Job — Where a line holds the string "page", return that line.

Data excerpts:
+ + +

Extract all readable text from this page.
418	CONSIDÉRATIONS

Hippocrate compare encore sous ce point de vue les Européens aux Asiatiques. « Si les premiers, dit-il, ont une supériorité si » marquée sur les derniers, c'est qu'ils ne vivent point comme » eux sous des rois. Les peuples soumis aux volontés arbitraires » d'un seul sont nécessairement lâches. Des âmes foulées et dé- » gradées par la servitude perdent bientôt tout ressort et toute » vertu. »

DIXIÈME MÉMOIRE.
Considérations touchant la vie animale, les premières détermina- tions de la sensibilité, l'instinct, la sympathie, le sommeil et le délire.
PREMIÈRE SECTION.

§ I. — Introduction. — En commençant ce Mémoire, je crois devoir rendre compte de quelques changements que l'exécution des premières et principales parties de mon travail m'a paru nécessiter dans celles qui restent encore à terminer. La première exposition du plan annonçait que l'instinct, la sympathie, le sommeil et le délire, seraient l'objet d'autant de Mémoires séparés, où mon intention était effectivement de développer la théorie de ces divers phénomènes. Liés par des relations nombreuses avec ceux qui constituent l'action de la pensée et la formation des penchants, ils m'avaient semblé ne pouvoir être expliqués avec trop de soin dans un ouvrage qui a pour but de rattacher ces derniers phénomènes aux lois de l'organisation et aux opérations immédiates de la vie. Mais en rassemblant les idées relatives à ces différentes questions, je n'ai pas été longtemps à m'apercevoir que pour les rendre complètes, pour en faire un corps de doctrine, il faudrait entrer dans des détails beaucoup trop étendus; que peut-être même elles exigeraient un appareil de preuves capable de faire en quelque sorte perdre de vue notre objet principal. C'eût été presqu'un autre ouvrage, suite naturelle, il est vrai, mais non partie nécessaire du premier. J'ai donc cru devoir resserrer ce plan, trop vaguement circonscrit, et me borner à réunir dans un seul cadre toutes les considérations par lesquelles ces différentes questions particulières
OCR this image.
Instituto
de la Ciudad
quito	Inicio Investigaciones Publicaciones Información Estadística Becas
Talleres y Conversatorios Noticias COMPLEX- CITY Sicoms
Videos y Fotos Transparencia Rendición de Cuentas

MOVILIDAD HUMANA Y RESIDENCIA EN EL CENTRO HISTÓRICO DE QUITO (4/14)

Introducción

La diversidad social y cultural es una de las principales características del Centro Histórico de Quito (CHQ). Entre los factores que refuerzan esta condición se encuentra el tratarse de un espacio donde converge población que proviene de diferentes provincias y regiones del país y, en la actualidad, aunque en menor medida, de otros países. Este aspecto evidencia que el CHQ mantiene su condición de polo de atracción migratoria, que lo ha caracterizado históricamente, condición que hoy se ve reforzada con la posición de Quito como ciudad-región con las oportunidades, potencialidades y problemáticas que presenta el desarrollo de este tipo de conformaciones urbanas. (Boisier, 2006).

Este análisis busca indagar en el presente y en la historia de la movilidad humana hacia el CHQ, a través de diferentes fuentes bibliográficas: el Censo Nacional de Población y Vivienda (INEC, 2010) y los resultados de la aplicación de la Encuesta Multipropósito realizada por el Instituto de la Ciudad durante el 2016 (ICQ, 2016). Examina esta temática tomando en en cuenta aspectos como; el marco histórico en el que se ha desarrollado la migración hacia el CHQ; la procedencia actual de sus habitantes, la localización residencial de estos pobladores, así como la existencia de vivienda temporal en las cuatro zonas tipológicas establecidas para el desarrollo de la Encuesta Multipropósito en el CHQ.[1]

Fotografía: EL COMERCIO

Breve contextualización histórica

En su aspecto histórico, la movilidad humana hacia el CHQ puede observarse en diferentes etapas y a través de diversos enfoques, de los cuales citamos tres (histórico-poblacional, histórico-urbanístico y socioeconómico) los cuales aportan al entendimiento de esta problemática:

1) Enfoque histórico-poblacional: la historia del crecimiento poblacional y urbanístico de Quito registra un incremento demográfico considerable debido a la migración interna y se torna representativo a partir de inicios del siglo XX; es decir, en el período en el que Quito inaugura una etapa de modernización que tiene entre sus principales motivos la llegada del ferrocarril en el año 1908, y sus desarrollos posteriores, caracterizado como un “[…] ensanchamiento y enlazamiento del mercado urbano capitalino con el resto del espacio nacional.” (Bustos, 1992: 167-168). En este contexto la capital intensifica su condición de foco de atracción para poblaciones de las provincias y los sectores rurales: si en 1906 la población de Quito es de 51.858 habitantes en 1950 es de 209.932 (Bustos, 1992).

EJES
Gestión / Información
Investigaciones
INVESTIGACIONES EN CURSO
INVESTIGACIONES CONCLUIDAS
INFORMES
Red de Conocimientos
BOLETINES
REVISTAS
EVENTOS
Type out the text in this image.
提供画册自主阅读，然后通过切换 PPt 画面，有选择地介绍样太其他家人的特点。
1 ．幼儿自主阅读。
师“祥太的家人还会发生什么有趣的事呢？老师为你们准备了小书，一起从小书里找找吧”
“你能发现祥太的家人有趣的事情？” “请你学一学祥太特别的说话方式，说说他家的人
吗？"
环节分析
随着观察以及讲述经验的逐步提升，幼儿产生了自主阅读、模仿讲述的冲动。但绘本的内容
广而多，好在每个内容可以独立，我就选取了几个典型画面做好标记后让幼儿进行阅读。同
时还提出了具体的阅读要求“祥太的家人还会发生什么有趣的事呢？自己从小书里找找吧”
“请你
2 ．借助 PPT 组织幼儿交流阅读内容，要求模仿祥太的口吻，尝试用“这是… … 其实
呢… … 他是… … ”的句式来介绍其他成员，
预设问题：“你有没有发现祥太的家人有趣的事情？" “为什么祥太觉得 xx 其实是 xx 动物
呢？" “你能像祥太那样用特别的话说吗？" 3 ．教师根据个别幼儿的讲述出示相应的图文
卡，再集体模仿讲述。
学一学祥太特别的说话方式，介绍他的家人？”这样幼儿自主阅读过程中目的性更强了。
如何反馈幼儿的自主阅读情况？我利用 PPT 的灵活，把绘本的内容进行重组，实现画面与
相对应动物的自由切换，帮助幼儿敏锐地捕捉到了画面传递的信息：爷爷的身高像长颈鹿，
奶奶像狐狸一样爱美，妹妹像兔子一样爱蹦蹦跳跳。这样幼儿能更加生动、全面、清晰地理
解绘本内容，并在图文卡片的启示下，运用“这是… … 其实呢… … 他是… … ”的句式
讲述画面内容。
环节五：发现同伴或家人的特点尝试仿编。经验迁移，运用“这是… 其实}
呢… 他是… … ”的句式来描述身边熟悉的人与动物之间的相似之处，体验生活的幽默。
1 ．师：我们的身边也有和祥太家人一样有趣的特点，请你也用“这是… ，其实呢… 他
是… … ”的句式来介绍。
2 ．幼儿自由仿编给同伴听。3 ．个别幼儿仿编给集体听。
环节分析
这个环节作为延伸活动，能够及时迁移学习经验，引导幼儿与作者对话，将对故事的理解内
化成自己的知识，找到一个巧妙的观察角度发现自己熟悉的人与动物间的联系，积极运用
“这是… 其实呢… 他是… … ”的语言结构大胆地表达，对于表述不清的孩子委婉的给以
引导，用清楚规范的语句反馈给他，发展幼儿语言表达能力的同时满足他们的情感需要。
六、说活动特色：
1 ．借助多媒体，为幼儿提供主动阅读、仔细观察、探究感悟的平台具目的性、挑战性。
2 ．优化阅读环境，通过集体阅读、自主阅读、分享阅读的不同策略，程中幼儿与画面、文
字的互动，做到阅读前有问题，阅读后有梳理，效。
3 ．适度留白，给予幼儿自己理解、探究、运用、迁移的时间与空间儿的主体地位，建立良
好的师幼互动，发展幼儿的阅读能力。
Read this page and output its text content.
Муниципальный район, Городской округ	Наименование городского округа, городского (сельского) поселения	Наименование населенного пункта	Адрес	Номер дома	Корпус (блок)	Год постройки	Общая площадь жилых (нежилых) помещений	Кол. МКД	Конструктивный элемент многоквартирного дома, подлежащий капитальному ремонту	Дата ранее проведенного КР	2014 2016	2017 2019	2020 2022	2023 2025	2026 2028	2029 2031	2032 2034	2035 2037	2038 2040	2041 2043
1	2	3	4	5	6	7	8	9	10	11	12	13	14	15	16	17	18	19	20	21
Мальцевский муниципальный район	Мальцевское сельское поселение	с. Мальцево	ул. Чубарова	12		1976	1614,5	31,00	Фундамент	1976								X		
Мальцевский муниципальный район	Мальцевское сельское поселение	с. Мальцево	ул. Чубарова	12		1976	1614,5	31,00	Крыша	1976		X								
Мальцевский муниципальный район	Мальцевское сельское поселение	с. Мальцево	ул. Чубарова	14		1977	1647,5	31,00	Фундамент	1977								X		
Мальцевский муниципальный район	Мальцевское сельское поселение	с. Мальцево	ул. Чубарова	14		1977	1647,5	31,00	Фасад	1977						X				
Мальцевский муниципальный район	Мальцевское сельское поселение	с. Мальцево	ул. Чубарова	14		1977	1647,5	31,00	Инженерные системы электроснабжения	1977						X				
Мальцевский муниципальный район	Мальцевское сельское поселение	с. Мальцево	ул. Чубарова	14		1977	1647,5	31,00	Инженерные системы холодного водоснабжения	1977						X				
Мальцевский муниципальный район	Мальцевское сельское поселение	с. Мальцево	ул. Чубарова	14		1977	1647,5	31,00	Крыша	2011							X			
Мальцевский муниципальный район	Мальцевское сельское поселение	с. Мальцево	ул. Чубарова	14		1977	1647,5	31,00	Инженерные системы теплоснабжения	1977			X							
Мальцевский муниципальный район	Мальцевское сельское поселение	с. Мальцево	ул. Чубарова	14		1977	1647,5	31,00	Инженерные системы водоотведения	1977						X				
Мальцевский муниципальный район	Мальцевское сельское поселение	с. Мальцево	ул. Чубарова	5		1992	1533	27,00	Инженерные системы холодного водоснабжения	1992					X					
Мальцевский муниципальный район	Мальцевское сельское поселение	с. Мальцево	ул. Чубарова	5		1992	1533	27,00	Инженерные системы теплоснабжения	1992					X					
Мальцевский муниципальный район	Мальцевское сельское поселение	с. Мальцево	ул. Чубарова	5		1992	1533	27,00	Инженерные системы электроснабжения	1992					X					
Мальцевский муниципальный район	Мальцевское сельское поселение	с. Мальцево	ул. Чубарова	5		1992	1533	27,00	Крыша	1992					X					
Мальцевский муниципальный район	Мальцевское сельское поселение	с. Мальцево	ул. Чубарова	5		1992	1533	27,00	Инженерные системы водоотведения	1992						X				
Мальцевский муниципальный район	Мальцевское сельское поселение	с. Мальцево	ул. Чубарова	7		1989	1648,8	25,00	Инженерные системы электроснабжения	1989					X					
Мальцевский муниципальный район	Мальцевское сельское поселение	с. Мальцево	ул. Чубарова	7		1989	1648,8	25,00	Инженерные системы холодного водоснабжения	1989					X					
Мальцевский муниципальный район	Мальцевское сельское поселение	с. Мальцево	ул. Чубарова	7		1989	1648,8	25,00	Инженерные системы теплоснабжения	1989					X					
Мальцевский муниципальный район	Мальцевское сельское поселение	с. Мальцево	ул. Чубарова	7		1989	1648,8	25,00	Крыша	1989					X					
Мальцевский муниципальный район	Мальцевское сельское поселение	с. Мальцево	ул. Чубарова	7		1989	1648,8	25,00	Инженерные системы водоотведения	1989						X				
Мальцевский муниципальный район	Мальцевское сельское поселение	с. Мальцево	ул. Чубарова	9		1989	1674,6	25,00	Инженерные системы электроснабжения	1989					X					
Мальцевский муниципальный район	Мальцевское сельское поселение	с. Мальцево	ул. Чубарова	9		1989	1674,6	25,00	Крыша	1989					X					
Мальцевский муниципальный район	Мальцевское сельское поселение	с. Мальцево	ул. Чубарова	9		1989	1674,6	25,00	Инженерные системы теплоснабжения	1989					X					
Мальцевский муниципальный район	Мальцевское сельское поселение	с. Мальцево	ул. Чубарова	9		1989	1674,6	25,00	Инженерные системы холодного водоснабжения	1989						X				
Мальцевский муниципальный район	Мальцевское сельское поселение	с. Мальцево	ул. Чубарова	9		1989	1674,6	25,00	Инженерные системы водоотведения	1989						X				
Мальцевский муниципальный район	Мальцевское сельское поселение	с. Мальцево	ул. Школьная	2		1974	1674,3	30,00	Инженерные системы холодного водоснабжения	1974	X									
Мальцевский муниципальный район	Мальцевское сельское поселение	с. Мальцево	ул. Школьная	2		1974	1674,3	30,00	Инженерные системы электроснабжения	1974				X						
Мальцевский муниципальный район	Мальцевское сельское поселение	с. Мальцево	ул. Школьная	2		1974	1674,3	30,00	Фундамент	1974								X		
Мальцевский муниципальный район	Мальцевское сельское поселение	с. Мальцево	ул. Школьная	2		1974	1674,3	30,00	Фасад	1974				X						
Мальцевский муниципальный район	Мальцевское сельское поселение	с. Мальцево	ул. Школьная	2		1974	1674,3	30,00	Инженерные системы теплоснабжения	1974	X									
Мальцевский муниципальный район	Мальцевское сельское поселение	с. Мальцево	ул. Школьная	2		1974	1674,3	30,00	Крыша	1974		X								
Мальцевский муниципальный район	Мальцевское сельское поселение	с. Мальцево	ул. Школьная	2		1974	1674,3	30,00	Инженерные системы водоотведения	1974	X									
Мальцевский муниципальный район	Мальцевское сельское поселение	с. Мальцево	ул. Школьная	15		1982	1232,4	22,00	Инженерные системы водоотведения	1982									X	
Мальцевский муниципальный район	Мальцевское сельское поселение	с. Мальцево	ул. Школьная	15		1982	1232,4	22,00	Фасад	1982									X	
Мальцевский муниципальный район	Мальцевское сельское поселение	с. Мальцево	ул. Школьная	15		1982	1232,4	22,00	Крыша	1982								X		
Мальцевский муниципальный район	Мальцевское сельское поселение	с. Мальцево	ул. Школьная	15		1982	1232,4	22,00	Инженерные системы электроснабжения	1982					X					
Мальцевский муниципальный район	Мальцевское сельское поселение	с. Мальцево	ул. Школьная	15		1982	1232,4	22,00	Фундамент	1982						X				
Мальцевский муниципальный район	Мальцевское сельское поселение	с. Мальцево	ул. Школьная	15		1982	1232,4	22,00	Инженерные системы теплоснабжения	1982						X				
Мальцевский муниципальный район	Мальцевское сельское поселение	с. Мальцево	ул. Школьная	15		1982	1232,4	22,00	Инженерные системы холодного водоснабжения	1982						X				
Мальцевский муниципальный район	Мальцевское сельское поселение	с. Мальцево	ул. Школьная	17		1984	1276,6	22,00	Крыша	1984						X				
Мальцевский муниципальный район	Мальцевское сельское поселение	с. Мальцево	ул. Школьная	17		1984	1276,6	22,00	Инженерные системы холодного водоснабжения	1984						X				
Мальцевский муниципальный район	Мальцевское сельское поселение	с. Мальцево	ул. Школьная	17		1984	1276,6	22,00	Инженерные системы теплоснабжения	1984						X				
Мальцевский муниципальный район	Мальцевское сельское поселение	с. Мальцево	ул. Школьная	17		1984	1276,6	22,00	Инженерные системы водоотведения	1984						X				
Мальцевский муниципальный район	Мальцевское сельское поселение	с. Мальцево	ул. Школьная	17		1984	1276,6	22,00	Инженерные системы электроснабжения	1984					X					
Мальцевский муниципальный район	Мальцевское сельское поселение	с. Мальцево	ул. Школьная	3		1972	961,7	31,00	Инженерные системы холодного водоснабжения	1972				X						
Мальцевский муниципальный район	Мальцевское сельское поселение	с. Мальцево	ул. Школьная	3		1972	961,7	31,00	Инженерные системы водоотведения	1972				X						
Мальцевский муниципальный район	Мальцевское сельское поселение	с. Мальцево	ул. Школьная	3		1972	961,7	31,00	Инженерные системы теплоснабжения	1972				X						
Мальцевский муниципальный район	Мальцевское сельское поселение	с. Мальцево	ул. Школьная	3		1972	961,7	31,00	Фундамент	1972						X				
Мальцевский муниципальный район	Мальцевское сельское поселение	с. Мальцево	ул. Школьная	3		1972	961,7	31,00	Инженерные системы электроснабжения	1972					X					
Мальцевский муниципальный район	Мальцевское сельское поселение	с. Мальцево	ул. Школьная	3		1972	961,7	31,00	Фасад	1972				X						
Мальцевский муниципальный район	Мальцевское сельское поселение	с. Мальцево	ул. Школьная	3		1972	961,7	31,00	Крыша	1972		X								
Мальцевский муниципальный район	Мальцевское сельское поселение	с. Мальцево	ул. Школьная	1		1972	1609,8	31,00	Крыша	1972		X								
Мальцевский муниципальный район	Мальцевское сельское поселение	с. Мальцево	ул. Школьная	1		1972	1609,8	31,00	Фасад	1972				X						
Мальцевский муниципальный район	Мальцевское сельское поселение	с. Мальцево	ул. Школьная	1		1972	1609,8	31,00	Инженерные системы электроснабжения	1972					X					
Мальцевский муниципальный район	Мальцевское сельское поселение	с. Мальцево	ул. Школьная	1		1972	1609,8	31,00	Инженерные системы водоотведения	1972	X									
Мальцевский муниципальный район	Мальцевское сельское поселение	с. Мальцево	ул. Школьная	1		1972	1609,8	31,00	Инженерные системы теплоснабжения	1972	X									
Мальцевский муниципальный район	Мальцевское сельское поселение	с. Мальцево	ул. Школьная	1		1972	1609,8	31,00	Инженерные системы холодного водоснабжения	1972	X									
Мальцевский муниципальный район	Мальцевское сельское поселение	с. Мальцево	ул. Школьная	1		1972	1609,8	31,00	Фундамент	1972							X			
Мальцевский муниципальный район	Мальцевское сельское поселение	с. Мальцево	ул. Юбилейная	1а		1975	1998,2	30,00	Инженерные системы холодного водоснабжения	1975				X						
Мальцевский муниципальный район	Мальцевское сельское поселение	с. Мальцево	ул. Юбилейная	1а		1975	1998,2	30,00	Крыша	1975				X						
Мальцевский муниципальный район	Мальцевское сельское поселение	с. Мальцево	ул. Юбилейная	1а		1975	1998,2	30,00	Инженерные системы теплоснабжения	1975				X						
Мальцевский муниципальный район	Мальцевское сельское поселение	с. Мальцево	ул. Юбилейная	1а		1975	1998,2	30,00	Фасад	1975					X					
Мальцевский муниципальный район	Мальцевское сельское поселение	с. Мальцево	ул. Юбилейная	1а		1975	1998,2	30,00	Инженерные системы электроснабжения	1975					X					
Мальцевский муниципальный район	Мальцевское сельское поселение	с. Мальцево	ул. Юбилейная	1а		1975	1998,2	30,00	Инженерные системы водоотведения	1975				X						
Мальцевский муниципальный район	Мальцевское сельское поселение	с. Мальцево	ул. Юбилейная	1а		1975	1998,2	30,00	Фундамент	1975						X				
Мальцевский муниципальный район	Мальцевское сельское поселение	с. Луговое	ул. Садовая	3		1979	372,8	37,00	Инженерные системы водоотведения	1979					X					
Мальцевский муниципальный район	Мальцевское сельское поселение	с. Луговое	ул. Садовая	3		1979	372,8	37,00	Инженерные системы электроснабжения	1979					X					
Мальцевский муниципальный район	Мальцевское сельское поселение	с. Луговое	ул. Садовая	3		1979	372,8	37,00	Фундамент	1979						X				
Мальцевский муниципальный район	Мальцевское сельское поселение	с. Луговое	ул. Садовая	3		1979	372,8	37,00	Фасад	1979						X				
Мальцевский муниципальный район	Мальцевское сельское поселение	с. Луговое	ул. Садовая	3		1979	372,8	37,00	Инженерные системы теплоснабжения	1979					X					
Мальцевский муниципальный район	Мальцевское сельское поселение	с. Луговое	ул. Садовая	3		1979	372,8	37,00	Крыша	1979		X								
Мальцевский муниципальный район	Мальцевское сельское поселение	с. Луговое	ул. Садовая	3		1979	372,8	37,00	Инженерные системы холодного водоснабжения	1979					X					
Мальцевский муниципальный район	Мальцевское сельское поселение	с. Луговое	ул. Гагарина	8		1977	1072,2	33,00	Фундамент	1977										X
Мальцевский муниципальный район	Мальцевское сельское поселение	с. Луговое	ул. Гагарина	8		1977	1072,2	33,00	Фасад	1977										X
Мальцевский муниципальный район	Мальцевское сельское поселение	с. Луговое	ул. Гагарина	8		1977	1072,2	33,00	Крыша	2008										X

+ + +

Response to the task —
Extract all readable text from this page.
Read this page and output its text content.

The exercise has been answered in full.